> **ENTRIES SHOWN**:
◆ ◆ ◆ ◆ ◆

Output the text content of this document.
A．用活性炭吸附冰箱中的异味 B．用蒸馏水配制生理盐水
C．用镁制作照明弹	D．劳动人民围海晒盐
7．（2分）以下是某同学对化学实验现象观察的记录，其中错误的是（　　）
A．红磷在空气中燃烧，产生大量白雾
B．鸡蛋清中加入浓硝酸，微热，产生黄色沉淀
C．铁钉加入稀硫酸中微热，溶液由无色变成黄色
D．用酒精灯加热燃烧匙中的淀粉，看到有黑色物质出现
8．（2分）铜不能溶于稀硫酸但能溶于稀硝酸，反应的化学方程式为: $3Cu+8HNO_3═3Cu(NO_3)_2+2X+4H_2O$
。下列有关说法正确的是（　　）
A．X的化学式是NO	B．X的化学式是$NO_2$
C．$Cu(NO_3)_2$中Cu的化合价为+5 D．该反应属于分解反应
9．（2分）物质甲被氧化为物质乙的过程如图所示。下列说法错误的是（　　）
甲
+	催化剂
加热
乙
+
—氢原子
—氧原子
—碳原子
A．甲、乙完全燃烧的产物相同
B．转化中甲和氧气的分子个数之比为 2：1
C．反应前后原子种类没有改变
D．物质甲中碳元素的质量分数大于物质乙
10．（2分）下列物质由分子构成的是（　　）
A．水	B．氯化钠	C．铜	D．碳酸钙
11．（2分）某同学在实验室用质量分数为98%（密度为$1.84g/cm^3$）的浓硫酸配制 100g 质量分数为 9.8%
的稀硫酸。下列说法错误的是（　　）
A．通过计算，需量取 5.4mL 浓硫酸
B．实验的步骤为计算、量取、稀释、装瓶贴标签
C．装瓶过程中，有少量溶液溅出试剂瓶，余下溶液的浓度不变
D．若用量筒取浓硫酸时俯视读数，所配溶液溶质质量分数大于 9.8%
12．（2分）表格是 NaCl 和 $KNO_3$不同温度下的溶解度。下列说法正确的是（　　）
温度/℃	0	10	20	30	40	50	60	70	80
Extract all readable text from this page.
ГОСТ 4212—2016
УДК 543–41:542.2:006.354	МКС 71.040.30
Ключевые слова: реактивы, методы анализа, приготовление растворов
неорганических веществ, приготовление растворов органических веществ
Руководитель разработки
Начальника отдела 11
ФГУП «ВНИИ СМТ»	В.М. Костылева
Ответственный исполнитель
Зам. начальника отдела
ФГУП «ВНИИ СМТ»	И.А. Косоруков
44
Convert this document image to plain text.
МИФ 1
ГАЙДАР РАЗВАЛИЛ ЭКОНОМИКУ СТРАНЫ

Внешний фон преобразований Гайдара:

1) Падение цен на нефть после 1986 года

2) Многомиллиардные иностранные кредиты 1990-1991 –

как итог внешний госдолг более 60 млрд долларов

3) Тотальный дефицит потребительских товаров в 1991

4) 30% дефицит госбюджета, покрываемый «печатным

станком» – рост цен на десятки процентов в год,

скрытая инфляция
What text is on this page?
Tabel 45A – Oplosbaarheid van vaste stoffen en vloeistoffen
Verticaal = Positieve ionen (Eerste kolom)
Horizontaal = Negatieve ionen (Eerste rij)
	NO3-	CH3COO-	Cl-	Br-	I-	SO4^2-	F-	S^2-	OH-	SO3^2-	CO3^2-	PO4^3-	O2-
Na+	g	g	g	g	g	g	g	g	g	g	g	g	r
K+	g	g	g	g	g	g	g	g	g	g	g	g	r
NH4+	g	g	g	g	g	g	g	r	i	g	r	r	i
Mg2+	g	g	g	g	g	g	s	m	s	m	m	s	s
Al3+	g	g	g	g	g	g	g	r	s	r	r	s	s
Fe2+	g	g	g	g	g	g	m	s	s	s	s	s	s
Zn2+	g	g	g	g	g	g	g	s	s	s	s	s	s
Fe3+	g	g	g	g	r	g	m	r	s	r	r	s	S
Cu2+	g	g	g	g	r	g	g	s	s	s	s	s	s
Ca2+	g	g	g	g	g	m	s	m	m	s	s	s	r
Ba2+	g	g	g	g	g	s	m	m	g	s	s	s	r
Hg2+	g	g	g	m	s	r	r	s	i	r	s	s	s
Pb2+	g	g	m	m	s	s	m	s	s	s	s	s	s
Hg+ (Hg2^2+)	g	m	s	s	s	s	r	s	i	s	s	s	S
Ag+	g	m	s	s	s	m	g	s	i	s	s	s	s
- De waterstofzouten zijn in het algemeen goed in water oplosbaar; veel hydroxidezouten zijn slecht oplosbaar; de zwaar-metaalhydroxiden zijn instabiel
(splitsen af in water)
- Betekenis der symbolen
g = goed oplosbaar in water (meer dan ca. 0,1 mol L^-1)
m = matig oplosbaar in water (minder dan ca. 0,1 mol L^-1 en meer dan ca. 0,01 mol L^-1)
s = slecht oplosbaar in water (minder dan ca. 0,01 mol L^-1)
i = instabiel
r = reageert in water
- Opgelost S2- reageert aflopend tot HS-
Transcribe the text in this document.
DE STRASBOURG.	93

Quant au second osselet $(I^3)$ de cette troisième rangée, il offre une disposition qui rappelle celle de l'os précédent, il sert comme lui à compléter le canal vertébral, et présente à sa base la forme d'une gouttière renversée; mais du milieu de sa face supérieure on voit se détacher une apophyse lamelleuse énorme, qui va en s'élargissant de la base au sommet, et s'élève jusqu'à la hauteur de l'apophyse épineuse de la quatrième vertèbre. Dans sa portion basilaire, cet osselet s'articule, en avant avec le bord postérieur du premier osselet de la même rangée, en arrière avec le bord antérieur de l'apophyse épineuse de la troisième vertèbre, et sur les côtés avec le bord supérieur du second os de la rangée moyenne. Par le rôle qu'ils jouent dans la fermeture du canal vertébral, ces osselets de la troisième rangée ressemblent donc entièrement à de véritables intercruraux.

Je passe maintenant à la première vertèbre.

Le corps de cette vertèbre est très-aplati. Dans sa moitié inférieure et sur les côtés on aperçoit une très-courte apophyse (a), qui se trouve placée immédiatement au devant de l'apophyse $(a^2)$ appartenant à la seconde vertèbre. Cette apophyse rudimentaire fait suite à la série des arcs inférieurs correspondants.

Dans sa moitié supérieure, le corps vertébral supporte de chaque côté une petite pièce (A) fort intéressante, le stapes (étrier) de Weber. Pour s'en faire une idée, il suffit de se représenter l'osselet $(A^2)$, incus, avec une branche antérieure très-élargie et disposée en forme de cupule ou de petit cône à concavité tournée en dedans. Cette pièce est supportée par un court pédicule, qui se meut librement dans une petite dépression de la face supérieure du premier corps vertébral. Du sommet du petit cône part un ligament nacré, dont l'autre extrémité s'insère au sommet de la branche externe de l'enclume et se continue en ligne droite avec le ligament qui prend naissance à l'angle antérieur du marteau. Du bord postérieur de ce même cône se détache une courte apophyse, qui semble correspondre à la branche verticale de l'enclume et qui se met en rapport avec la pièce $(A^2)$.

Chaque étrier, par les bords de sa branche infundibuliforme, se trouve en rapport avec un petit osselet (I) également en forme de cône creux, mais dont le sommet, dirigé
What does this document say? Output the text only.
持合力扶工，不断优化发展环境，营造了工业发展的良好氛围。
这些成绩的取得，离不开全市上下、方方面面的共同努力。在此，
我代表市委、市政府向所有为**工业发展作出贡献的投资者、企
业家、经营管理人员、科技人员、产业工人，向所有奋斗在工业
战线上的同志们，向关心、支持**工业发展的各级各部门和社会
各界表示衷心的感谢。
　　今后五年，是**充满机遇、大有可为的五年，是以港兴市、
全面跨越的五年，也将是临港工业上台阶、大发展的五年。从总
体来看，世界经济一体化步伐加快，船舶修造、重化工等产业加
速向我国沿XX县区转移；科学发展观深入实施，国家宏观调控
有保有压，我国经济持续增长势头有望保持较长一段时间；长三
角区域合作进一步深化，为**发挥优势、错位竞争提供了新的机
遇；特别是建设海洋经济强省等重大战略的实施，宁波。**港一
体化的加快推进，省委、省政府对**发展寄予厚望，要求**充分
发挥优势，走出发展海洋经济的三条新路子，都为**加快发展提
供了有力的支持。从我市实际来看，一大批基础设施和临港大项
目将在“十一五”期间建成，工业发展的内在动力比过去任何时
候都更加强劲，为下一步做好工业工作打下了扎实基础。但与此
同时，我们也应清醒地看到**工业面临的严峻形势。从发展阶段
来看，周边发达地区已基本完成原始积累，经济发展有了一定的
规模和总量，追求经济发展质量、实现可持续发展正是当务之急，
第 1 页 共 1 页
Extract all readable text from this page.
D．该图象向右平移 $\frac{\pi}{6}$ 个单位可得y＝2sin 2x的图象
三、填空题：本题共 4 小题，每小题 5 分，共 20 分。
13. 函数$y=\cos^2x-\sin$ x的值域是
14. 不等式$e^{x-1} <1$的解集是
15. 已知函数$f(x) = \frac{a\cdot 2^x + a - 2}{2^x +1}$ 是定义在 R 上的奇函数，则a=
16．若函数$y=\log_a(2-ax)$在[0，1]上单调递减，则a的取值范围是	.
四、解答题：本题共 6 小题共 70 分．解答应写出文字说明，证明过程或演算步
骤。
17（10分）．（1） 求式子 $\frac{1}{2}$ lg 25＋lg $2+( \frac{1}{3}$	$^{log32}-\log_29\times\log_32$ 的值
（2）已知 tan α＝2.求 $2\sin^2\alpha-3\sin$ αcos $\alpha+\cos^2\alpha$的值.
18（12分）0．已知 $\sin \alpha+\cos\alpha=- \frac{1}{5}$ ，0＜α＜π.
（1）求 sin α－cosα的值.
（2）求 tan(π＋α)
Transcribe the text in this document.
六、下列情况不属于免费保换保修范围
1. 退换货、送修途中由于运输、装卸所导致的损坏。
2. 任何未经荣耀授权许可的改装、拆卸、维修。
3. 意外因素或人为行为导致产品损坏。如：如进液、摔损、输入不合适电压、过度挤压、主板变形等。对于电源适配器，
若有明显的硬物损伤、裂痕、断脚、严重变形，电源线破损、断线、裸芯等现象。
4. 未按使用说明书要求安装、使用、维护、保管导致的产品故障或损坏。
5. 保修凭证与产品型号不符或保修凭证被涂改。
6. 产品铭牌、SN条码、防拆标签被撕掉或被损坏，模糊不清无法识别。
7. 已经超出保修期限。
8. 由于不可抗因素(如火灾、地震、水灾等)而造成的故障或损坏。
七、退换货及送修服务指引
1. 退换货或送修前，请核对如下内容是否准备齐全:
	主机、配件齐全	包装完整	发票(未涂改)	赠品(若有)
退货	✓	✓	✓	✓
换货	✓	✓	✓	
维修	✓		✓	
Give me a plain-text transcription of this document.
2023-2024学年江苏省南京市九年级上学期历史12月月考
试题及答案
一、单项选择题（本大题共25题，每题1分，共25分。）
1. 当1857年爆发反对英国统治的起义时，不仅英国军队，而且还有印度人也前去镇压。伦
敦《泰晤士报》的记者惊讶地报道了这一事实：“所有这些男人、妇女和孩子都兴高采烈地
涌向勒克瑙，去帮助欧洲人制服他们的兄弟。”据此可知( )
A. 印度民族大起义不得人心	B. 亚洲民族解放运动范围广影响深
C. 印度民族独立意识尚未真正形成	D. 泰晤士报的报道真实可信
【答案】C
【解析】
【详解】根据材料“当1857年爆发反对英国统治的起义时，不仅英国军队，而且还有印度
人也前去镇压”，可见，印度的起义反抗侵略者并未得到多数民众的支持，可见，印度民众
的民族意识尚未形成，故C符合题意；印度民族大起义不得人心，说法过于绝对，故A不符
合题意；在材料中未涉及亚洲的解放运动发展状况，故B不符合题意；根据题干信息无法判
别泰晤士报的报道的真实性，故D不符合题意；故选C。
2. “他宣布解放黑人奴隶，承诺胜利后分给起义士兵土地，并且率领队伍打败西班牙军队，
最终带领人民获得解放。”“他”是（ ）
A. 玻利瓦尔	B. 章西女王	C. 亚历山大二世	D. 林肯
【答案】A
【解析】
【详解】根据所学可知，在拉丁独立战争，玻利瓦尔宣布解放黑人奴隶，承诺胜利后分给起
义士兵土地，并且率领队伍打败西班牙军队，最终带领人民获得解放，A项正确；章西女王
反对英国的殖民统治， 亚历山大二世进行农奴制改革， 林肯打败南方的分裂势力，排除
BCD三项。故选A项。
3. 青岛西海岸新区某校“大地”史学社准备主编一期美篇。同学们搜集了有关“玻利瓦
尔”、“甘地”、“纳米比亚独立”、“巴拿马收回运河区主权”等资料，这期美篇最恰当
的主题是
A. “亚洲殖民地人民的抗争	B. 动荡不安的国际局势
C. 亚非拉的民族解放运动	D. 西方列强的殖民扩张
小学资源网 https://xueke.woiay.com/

◆ ◆ ◆ ◆ ◆

Which lines of the data above contain "下列说法错误的是"? Copy each one.

9．（2分）物质甲被氧化为物质乙的过程如图所示。下列说法错误的是（　　）
的稀硫酸。下列说法错误的是（　　）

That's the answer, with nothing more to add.